[Start of Data for processing]

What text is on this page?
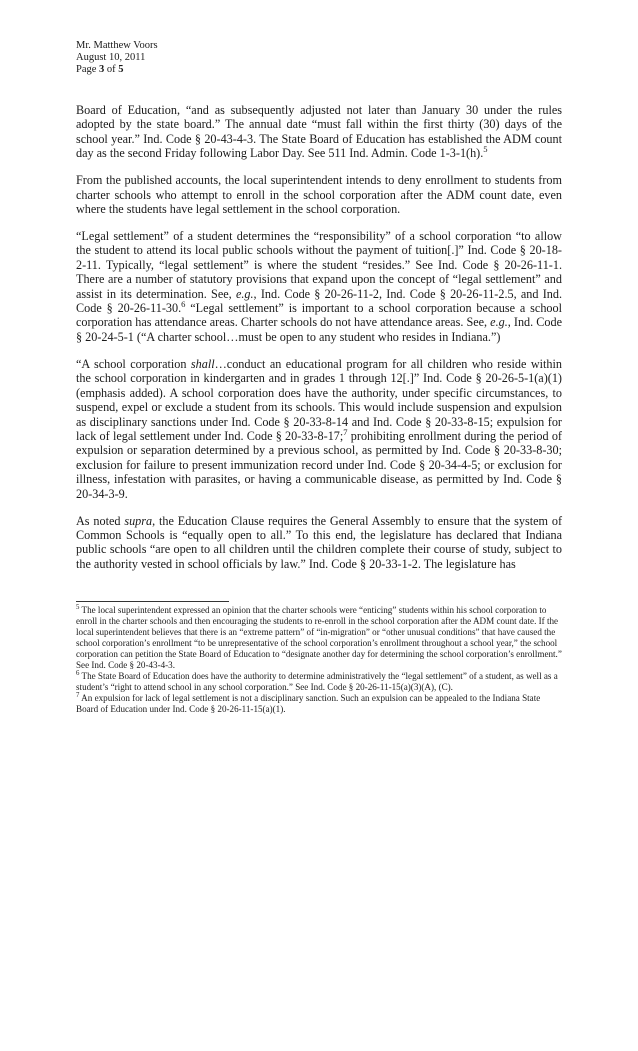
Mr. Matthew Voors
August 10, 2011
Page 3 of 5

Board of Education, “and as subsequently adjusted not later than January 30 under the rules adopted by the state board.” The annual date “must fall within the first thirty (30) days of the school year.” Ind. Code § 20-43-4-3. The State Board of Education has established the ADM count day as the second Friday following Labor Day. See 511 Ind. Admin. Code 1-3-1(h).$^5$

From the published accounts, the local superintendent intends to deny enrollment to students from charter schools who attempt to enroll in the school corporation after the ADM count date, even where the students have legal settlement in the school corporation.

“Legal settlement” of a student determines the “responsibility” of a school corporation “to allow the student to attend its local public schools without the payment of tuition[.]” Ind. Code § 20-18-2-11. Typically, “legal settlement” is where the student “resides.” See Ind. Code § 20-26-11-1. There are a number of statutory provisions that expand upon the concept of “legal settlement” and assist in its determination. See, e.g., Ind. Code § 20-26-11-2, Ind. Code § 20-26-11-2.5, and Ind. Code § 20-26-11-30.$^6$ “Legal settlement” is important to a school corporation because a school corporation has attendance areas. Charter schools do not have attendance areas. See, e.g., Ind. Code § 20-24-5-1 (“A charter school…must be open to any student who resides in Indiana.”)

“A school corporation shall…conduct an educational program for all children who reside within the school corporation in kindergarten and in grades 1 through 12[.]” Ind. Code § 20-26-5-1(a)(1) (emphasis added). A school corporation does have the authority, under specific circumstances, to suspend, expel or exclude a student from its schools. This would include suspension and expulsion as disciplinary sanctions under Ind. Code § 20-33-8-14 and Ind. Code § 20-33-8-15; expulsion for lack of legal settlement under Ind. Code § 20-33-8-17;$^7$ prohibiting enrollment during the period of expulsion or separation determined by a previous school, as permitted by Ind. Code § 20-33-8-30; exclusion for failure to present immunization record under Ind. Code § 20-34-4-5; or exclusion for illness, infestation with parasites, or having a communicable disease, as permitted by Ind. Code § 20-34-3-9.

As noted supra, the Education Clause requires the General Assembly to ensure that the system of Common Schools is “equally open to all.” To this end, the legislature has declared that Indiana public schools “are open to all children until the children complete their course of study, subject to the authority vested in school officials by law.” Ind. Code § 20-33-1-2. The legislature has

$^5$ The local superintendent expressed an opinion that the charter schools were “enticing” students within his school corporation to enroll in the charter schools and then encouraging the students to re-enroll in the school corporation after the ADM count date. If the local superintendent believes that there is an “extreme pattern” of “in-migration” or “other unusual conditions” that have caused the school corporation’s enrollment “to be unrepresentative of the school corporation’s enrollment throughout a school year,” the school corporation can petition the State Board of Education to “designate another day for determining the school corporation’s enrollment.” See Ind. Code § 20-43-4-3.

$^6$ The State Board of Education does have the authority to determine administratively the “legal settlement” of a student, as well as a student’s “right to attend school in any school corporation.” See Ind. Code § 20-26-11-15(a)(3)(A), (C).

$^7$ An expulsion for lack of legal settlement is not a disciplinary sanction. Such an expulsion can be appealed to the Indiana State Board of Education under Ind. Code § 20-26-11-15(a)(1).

[End of Data for processing]

Reproduce the data verbatim. Do not carry any picture into the copy.

What text is on this page?
Mr. Matthew Voors
August 10, 2011
Page 3 of 5

Board of Education, “and as subsequently adjusted not later than January 30 under the rules adopted by the state board.” The annual date “must fall within the first thirty (30) days of the school year.” Ind. Code § 20-43-4-3. The State Board of Education has established the ADM count day as the second Friday following Labor Day. See 511 Ind. Admin. Code 1-3-1(h).$^5$

From the published accounts, the local superintendent intends to deny enrollment to students from charter schools who attempt to enroll in the school corporation after the ADM count date, even where the students have legal settlement in the school corporation.

“Legal settlement” of a student determines the “responsibility” of a school corporation “to allow the student to attend its local public schools without the payment of tuition[.]” Ind. Code § 20-18-2-11. Typically, “legal settlement” is where the student “resides.” See Ind. Code § 20-26-11-1. There are a number of statutory provisions that expand upon the concept of “legal settlement” and assist in its determination. See, e.g., Ind. Code § 20-26-11-2, Ind. Code § 20-26-11-2.5, and Ind. Code § 20-26-11-30.$^6$ “Legal settlement” is important to a school corporation because a school corporation has attendance areas. Charter schools do not have attendance areas. See, e.g., Ind. Code § 20-24-5-1 (“A charter school…must be open to any student who resides in Indiana.”)

“A school corporation shall…conduct an educational program for all children who reside within the school corporation in kindergarten and in grades 1 through 12[.]” Ind. Code § 20-26-5-1(a)(1) (emphasis added). A school corporation does have the authority, under specific circumstances, to suspend, expel or exclude a student from its schools. This would include suspension and expulsion as disciplinary sanctions under Ind. Code § 20-33-8-14 and Ind. Code § 20-33-8-15; expulsion for lack of legal settlement under Ind. Code § 20-33-8-17;$^7$ prohibiting enrollment during the period of expulsion or separation determined by a previous school, as permitted by Ind. Code § 20-33-8-30; exclusion for failure to present immunization record under Ind. Code § 20-34-4-5; or exclusion for illness, infestation with parasites, or having a communicable disease, as permitted by Ind. Code § 20-34-3-9.

As noted supra, the Education Clause requires the General Assembly to ensure that the system of Common Schools is “equally open to all.” To this end, the legislature has declared that Indiana public schools “are open to all children until the children complete their course of study, subject to the authority vested in school officials by law.” Ind. Code § 20-33-1-2. The legislature has

$^5$ The local superintendent expressed an opinion that the charter schools were “enticing” students within his school corporation to enroll in the charter schools and then encouraging the students to re-enroll in the school corporation after the ADM count date. If the local superintendent believes that there is an “extreme pattern” of “in-migration” or “other unusual conditions” that have caused the school corporation’s enrollment “to be unrepresentative of the school corporation’s enrollment throughout a school year,” the school corporation can petition the State Board of Education to “designate another day for determining the school corporation’s enrollment.” See Ind. Code § 20-43-4-3.

$^6$ The State Board of Education does have the authority to determine administratively the “legal settlement” of a student, as well as a student’s “right to attend school in any school corporation.” See Ind. Code § 20-26-11-15(a)(3)(A), (C).

$^7$ An expulsion for lack of legal settlement is not a disciplinary sanction. Such an expulsion can be appealed to the Indiana State Board of Education under Ind. Code § 20-26-11-15(a)(1).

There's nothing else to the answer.